--- WHAT YOU HAVE TO DO ---
Separate out the lines that hold "Requires".

--- Stored records ---
%%

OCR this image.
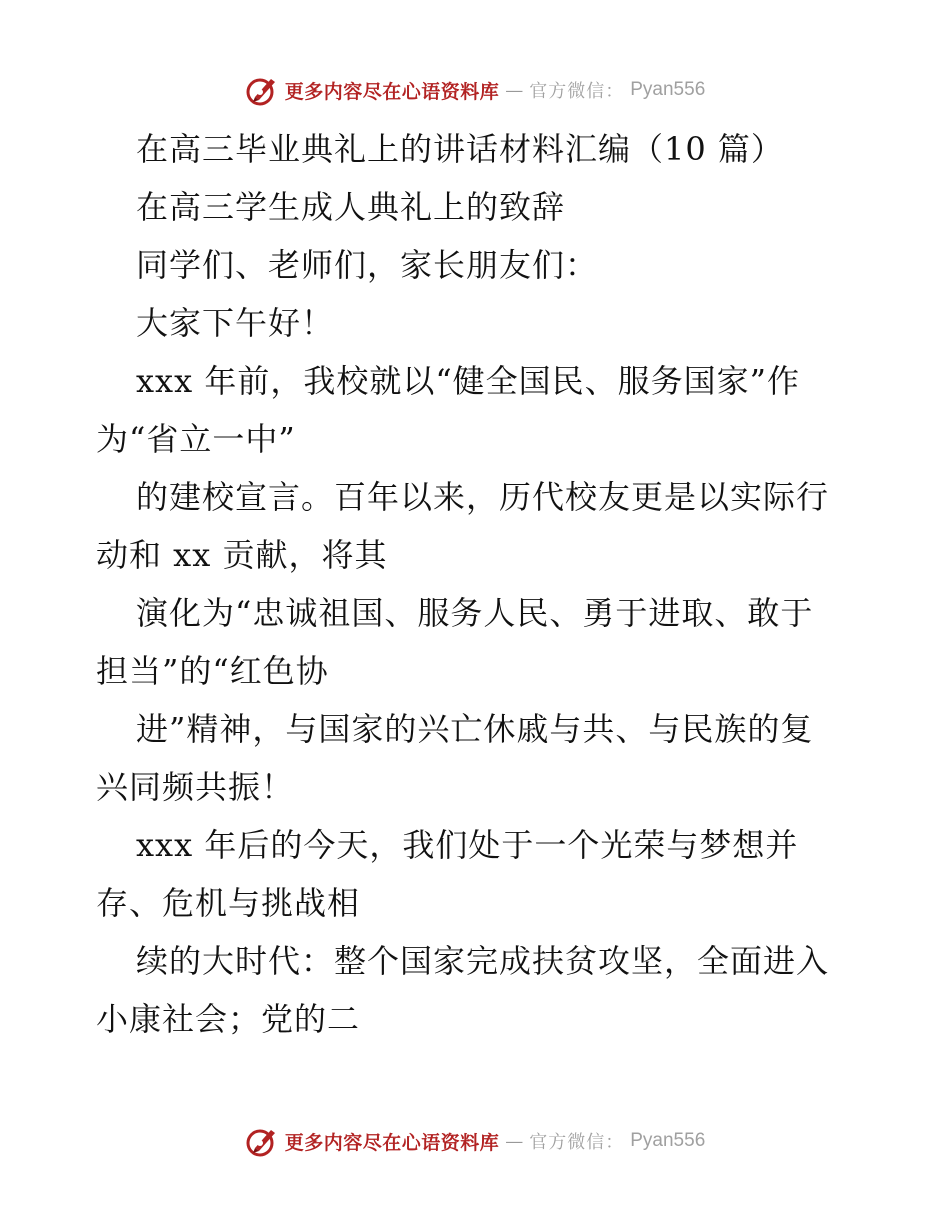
更多内容尽在心语资料库 — 官方微信： Pyan556
在高三毕业典礼上的讲话材料汇编（10 篇）
在高三学生成人典礼上的致辞
同学们、老师们，家长朋友们：
大家下午好！
xxx 年前，我校就以“健全国民、服务国家”作
为“省立一中”
的建校宣言。百年以来，历代校友更是以实际行
动和 xx 贡献，将其
演化为“忠诚祖国、服务人民、勇于进取、敢于
担当”的“红色协
进”精神，与国家的兴亡休戚与共、与民族的复
兴同频共振！
xxx 年后的今天，我们处于一个光荣与梦想并
存、危机与挑战相
续的大时代：整个国家完成扶贫攻坚，全面进入
小康社会；党的二
更多内容尽在心语资料库 — 官方微信： Pyan556
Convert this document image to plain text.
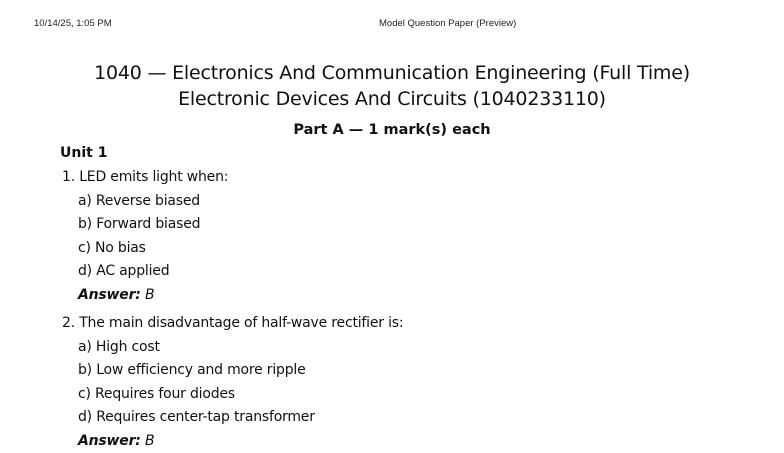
10/14/25, 1:05 PM	Model Question Paper (Preview)
1040 — Electronics And Communication Engineering (Full Time)
Electronic Devices And Circuits (1040233110)
Part A — 1 mark(s) each
Unit 1
1. LED emits light when:
a) Reverse biased
b) Forward biased
c) No bias
d) AC applied
Answer: B
2. The main disadvantage of half-wave rectifier is:
a) High cost
b) Low efficiency and more ripple
c) Requires four diodes
d) Requires center-tap transformer
Answer: B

%%

--- ANSWER IN FULL ---
c) Requires four diodes
d) Requires center-tap transformer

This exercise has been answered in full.